__WHAT THIS TASK INVOLVES__:
Print all the data, keeping every line exactly as it is.
▶
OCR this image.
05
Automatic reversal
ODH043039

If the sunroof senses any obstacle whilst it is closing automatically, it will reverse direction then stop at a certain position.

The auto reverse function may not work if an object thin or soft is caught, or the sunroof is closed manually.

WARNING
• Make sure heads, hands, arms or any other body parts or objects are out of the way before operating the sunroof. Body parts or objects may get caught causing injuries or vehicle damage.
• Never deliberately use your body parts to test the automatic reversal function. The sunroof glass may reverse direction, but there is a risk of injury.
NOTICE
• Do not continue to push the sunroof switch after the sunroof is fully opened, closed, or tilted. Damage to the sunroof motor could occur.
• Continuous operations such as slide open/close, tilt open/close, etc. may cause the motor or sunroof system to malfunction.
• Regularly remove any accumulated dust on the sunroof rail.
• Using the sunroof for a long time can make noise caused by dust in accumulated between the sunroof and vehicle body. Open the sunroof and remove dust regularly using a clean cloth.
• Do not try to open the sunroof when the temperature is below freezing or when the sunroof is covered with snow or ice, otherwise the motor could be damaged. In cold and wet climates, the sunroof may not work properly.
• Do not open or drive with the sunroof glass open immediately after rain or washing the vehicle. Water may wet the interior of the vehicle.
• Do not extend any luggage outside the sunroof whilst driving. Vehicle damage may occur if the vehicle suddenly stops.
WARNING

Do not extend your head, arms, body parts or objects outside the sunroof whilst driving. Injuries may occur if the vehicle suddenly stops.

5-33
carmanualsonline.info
◀
__TASK SOLUTION__:
OCR this image.
05
Automatic reversal
ODH043039

If the sunroof senses any obstacle whilst it is closing automatically, it will reverse direction then stop at a certain position.

The auto reverse function may not work if an object thin or soft is caught, or the sunroof is closed manually.

WARNING
• Make sure heads, hands, arms or any other body parts or objects are out of the way before operating the sunroof. Body parts or objects may get caught causing injuries or vehicle damage.
• Never deliberately use your body parts to test the automatic reversal function. The sunroof glass may reverse direction, but there is a risk of injury.
NOTICE
• Do not continue to push the sunroof switch after the sunroof is fully opened, closed, or tilted. Damage to the sunroof motor could occur.
• Continuous operations such as slide open/close, tilt open/close, etc. may cause the motor or sunroof system to malfunction.
• Regularly remove any accumulated dust on the sunroof rail.
• Using the sunroof for a long time can make noise caused by dust in accumulated between the sunroof and vehicle body. Open the sunroof and remove dust regularly using a clean cloth.
• Do not try to open the sunroof when the temperature is below freezing or when the sunroof is covered with snow or ice, otherwise the motor could be damaged. In cold and wet climates, the sunroof may not work properly.
• Do not open or drive with the sunroof glass open immediately after rain or washing the vehicle. Water may wet the interior of the vehicle.
• Do not extend any luggage outside the sunroof whilst driving. Vehicle damage may occur if the vehicle suddenly stops.
WARNING

Do not extend your head, arms, body parts or objects outside the sunroof whilst driving. Injuries may occur if the vehicle suddenly stops.

5-33
carmanualsonline.info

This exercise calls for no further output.